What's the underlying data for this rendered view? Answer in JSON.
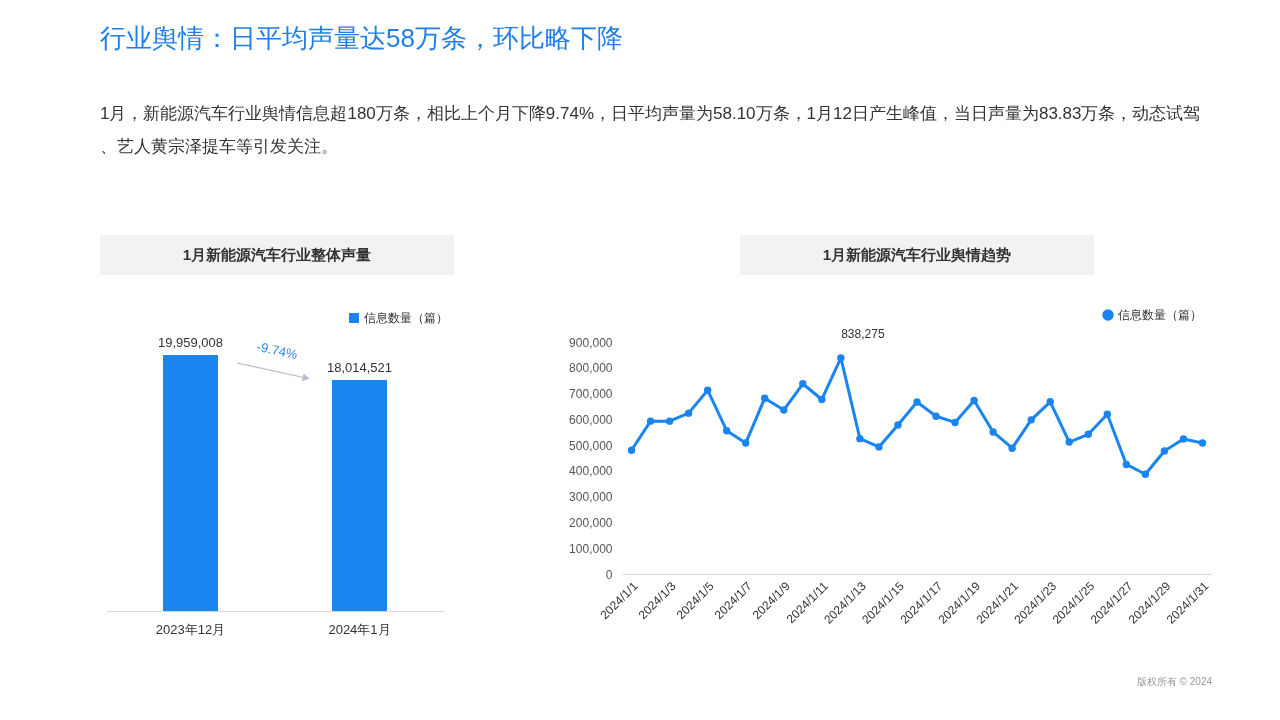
{
  "chart_data": [
    {
      "type": "other",
      "title": "行业舆情：日平均声量达58万条，环比略下降",
      "annotations": [
        "1月，新能源汽车行业舆情信息超180万条，相比上个月下降9.74%，日平均声量为58.10万条，1月12日产生峰值，当日声量为83.83万条，动态试驾、艺人黄宗泽提车等引发关注。"
      ]
    },
    {
      "type": "bar",
      "title": "1月新能源汽车行业整体声量",
      "categories": [
        "2023年12月",
        "2024年1月"
      ],
      "series": [
        {
          "name": "信息数量（篇）",
          "color": "#1a84f0",
          "values": [
            19959008,
            18014521
          ],
          "value_labels": [
            "19,959,008",
            "18,014,521"
          ]
        }
      ],
      "legend": "top right",
      "tick_labels": "x",
      "annotations": [
        "-9.74%"
      ]
    },
    {
      "type": "line",
      "title": "1月新能源汽车行业舆情趋势",
      "categories": [
        "2024/1/1",
        null,
        "2024/1/3",
        null,
        "2024/1/5",
        null,
        "2024/1/7",
        null,
        "2024/1/9",
        null,
        "2024/1/11",
        null,
        "2024/1/13",
        null,
        "2024/1/15",
        null,
        "2024/1/17",
        null,
        "2024/1/19",
        null,
        "2024/1/21",
        null,
        "2024/1/23",
        null,
        "2024/1/25",
        null,
        "2024/1/27",
        null,
        "2024/1/29",
        null,
        "2024/1/31"
      ],
      "series": [
        {
          "name": "信息数量（篇）",
          "color": "#1a84f0",
          "values": [
            480000,
            593000,
            593000,
            624000,
            713000,
            556000,
            508000,
            682000,
            636000,
            738000,
            677000,
            838275,
            525000,
            493000,
            578000,
            667000,
            612000,
            588000,
            673000,
            551000,
            488000,
            598000,
            668000,
            512000,
            542000,
            620000,
            425000,
            387000,
            477000,
            524000,
            508000
          ],
          "value_labels": [
            null,
            null,
            null,
            null,
            null,
            null,
            null,
            null,
            null,
            null,
            null,
            "838,275",
            null,
            null,
            null,
            null,
            null,
            null,
            null,
            null,
            null,
            null,
            null,
            null,
            null,
            null,
            null,
            null,
            null,
            null,
            null
          ]
        }
      ],
      "ylim": [
        0,
        900000
      ],
      "yticks": [
        0,
        {
          "value": 100000,
          "label": "100,000"
        },
        {
          "value": 200000,
          "label": "200,000"
        },
        {
          "value": 300000,
          "label": "300,000"
        },
        {
          "value": 400000,
          "label": "400,000"
        },
        {
          "value": 500000,
          "label": "500,000"
        },
        {
          "value": 600000,
          "label": "600,000"
        },
        {
          "value": 700000,
          "label": "700,000"
        },
        {
          "value": 800000,
          "label": "800,000"
        },
        {
          "value": 900000,
          "label": "900,000"
        }
      ],
      "grid": false,
      "legend": "top right",
      "marker": "circle",
      "line_style": "solid",
      "annotations": [
        "版权所有 © 2024"
      ]
    }
  ]
}
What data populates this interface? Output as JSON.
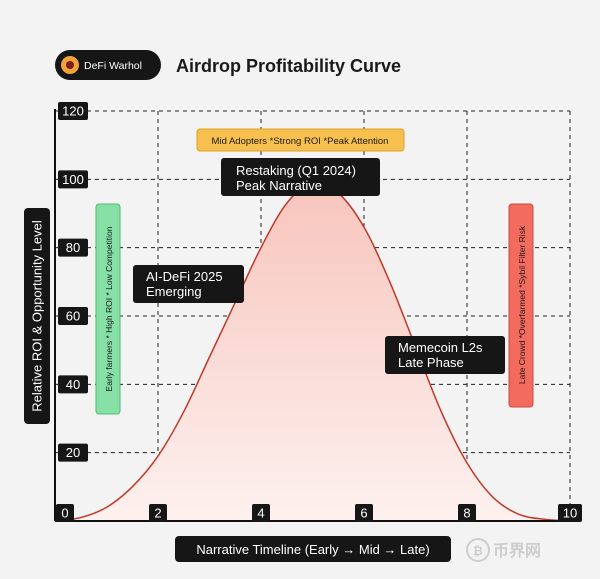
{
  "brand": {
    "name": "DeFi Warhol",
    "logo_icon": "avatar-icon"
  },
  "chart_data": {
    "type": "area",
    "title": "Airdrop Profitability Curve",
    "xlabel": "Narrative Timeline (Early → Mid → Late)",
    "ylabel": "Relative ROI & Opportunity Level",
    "xlim": [
      0,
      10
    ],
    "ylim": [
      0,
      120
    ],
    "xticks": [
      0,
      2,
      4,
      6,
      8,
      10
    ],
    "yticks": [
      0,
      20,
      40,
      60,
      80,
      100,
      120
    ],
    "grid": true,
    "series": [
      {
        "x": [
          0,
          0.5,
          1,
          1.5,
          2,
          2.5,
          3,
          3.5,
          4,
          4.5,
          5,
          5.5,
          6,
          6.5,
          7,
          7.5,
          8,
          8.5,
          9,
          9.5,
          10
        ],
        "values": [
          0,
          1,
          4,
          10,
          19,
          32,
          48,
          64,
          80,
          93,
          99,
          96,
          86,
          70,
          51,
          32,
          17,
          7,
          2,
          0.5,
          0
        ],
        "color": "#c0392b",
        "fill_top": "#f7c5bc",
        "fill_bottom": "#fdf1ef"
      }
    ],
    "annotations": {
      "early": {
        "text": "Early farmers * High ROI * Low Competition",
        "color": "#86e0a6"
      },
      "mid": {
        "text": "Mid Adopters *Strong ROI *Peak Attention",
        "color": "#f7c04e"
      },
      "late": {
        "text": "Late Crowd *Overfarmed *Sybil Filter Risk",
        "color": "#f26b5e"
      },
      "peak": {
        "line1": "Restaking (Q1 2024)",
        "line2": "Peak Narrative"
      },
      "emerging": {
        "line1": "AI-DeFi 2025",
        "line2": "Emerging"
      },
      "late_phase": {
        "line1": "Memecoin L2s",
        "line2": "Late Phase"
      }
    }
  },
  "watermark": {
    "text": "币界网"
  }
}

+ + +

__WHAT YOU SHOULD DO__. Give back every line exactly as it stands, pictures excluded.

__ANSWER TO THE PROBLEM__.
What's the underlying data for this rendered view? Answer in JSON.
{
  "chart_data": [
    {
      "type": "other",
      "title": "行业舆情：日平均声量达58万条，环比略下降",
      "annotations": [
        "1月，新能源汽车行业舆情信息超180万条，相比上个月下降9.74%，日平均声量为58.10万条，1月12日产生峰值，当日声量为83.83万条，动态试驾、艺人黄宗泽提车等引发关注。"
      ]
    },
    {
      "type": "bar",
      "title": "1月新能源汽车行业整体声量",
      "categories": [
        "2023年12月",
        "2024年1月"
      ],
      "series": [
        {
          "name": "信息数量（篇）",
          "color": "#1a84f0",
          "values": [
            19959008,
            18014521
          ],
          "value_labels": [
            "19,959,008",
            "18,014,521"
          ]
        }
      ],
      "legend": "top right",
      "tick_labels": "x",
      "annotations": [
        "-9.74%"
      ]
    },
    {
      "type": "line",
      "title": "1月新能源汽车行业舆情趋势",
      "categories": [
        "2024/1/1",
        null,
        "2024/1/3",
        null,
        "2024/1/5",
        null,
        "2024/1/7",
        null,
        "2024/1/9",
        null,
        "2024/1/11",
        null,
        "2024/1/13",
        null,
        "2024/1/15",
        null,
        "2024/1/17",
        null,
        "2024/1/19",
        null,
        "2024/1/21",
        null,
        "2024/1/23",
        null,
        "2024/1/25",
        null,
        "2024/1/27",
        null,
        "2024/1/29",
        null,
        "2024/1/31"
      ],
      "series": [
        {
          "name": "信息数量（篇）",
          "color": "#1a84f0",
          "values": [
            480000,
            593000,
            593000,
            624000,
            713000,
            556000,
            508000,
            682000,
            636000,
            738000,
            677000,
            838275,
            525000,
            493000,
            578000,
            667000,
            612000,
            588000,
            673000,
            551000,
            488000,
            598000,
            668000,
            512000,
            542000,
            620000,
            425000,
            387000,
            477000,
            524000,
            508000
          ],
          "value_labels": [
            null,
            null,
            null,
            null,
            null,
            null,
            null,
            null,
            null,
            null,
            null,
            "838,275",
            null,
            null,
            null,
            null,
            null,
            null,
            null,
            null,
            null,
            null,
            null,
            null,
            null,
            null,
            null,
            null,
            null,
            null,
            null
          ]
        }
      ],
      "ylim": [
        0,
        900000
      ],
      "yticks": [
        0,
        {
          "value": 100000,
          "label": "100,000"
        },
        {
          "value": 200000,
          "label": "200,000"
        },
        {
          "value": 300000,
          "label": "300,000"
        },
        {
          "value": 400000,
          "label": "400,000"
        },
        {
          "value": 500000,
          "label": "500,000"
        },
        {
          "value": 600000,
          "label": "600,000"
        },
        {
          "value": 700000,
          "label": "700,000"
        },
        {
          "value": 800000,
          "label": "800,000"
        },
        {
          "value": 900000,
          "label": "900,000"
        }
      ],
      "grid": false,
      "legend": "top right",
      "marker": "circle",
      "line_style": "solid",
      "annotations": [
        "版权所有 © 2024"
      ]
    }
  ]
}
What data populates this interface? Output as JSON.
{
  "brand": {
    "name": "DeFi Warhol",
    "logo_icon": "avatar-icon"
  },
  "chart_data": {
    "type": "area",
    "title": "Airdrop Profitability Curve",
    "xlabel": "Narrative Timeline (Early → Mid → Late)",
    "ylabel": "Relative ROI & Opportunity Level",
    "xlim": [
      0,
      10
    ],
    "ylim": [
      0,
      120
    ],
    "xticks": [
      0,
      2,
      4,
      6,
      8,
      10
    ],
    "yticks": [
      0,
      20,
      40,
      60,
      80,
      100,
      120
    ],
    "grid": true,
    "series": [
      {
        "x": [
          0,
          0.5,
          1,
          1.5,
          2,
          2.5,
          3,
          3.5,
          4,
          4.5,
          5,
          5.5,
          6,
          6.5,
          7,
          7.5,
          8,
          8.5,
          9,
          9.5,
          10
        ],
        "values": [
          0,
          1,
          4,
          10,
          19,
          32,
          48,
          64,
          80,
          93,
          99,
          96,
          86,
          70,
          51,
          32,
          17,
          7,
          2,
          0.5,
          0
        ],
        "color": "#c0392b",
        "fill_top": "#f7c5bc",
        "fill_bottom": "#fdf1ef"
      }
    ],
    "annotations": {
      "early": {
        "text": "Early farmers * High ROI * Low Competition",
        "color": "#86e0a6"
      },
      "mid": {
        "text": "Mid Adopters *Strong ROI *Peak Attention",
        "color": "#f7c04e"
      },
      "late": {
        "text": "Late Crowd *Overfarmed *Sybil Filter Risk",
        "color": "#f26b5e"
      },
      "peak": {
        "line1": "Restaking (Q1 2024)",
        "line2": "Peak Narrative"
      },
      "emerging": {
        "line1": "AI-DeFi 2025",
        "line2": "Emerging"
      },
      "late_phase": {
        "line1": "Memecoin L2s",
        "line2": "Late Phase"
      }
    }
  },
  "watermark": {
    "text": "币界网"
  }
}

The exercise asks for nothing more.